### [WHAT TO PRODUCE]
Extract all data as written.
# Start of MATERIAL
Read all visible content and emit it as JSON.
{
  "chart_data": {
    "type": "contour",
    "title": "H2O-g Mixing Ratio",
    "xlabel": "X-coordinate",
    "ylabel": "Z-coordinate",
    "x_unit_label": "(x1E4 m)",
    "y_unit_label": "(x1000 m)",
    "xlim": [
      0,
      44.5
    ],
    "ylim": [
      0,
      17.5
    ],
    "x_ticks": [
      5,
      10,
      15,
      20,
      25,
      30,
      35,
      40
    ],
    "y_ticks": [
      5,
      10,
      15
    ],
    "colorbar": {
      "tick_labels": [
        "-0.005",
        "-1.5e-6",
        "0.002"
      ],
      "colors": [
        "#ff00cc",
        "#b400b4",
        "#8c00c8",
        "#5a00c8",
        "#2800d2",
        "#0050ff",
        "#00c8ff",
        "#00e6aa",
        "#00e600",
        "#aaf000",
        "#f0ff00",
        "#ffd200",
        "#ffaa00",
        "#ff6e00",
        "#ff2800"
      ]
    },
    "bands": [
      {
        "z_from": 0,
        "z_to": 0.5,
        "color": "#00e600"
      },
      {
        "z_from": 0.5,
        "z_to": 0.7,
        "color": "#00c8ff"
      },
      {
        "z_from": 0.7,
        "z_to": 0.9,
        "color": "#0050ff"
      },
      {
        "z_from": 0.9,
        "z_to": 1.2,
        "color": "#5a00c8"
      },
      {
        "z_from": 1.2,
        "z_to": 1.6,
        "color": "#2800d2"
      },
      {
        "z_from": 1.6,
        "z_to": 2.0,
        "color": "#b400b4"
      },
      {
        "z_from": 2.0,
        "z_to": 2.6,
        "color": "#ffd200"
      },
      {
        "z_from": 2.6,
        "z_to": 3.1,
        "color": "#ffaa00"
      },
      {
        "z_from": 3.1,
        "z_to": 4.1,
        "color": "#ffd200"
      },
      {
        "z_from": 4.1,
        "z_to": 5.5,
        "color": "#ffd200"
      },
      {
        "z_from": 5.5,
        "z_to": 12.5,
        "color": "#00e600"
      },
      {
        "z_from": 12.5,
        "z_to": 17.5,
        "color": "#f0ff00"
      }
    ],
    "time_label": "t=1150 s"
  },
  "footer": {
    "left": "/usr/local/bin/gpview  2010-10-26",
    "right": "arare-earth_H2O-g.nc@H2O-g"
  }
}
# End of MATERIAL
### [SOLUTION TO THIS EXERCISE]
Read all visible content and emit it as JSON.
{
  "chart_data": {
    "type": "contour",
    "title": "H2O-g Mixing Ratio",
    "xlabel": "X-coordinate",
    "ylabel": "Z-coordinate",
    "x_unit_label": "(x1E4 m)",
    "y_unit_label": "(x1000 m)",
    "xlim": [
      0,
      44.5
    ],
    "ylim": [
      0,
      17.5
    ],
    "x_ticks": [
      5,
      10,
      15,
      20,
      25,
      30,
      35,
      40
    ],
    "y_ticks": [
      5,
      10,
      15
    ],
    "colorbar": {
      "tick_labels": [
        "-0.005",
        "-1.5e-6",
        "0.002"
      ],
      "colors": [
        "#ff00cc",
        "#b400b4",
        "#8c00c8",
        "#5a00c8",
        "#2800d2",
        "#0050ff",
        "#00c8ff",
        "#00e6aa",
        "#00e600",
        "#aaf000",
        "#f0ff00",
        "#ffd200",
        "#ffaa00",
        "#ff6e00",
        "#ff2800"
      ]
    },
    "bands": [
      {
        "z_from": 0,
        "z_to": 0.5,
        "color": "#00e600"
      },
      {
        "z_from": 0.5,
        "z_to": 0.7,
        "color": "#00c8ff"
      },
      {
        "z_from": 0.7,
        "z_to": 0.9,
        "color": "#0050ff"
      },
      {
        "z_from": 0.9,
        "z_to": 1.2,
        "color": "#5a00c8"
      },
      {
        "z_from": 1.2,
        "z_to": 1.6,
        "color": "#2800d2"
      },
      {
        "z_from": 1.6,
        "z_to": 2.0,
        "color": "#b400b4"
      },
      {
        "z_from": 2.0,
        "z_to": 2.6,
        "color": "#ffd200"
      },
      {
        "z_from": 2.6,
        "z_to": 3.1,
        "color": "#ffaa00"
      },
      {
        "z_from": 3.1,
        "z_to": 4.1,
        "color": "#ffd200"
      },
      {
        "z_from": 4.1,
        "z_to": 5.5,
        "color": "#ffd200"
      },
      {
        "z_from": 5.5,
        "z_to": 12.5,
        "color": "#00e600"
      },
      {
        "z_from": 12.5,
        "z_to": 17.5,
        "color": "#f0ff00"
      }
    ],
    "time_label": "t=1150 s"
  },
  "footer": {
    "left": "/usr/local/bin/gpview  2010-10-26",
    "right": "arare-earth_H2O-g.nc@H2O-g"
  }
}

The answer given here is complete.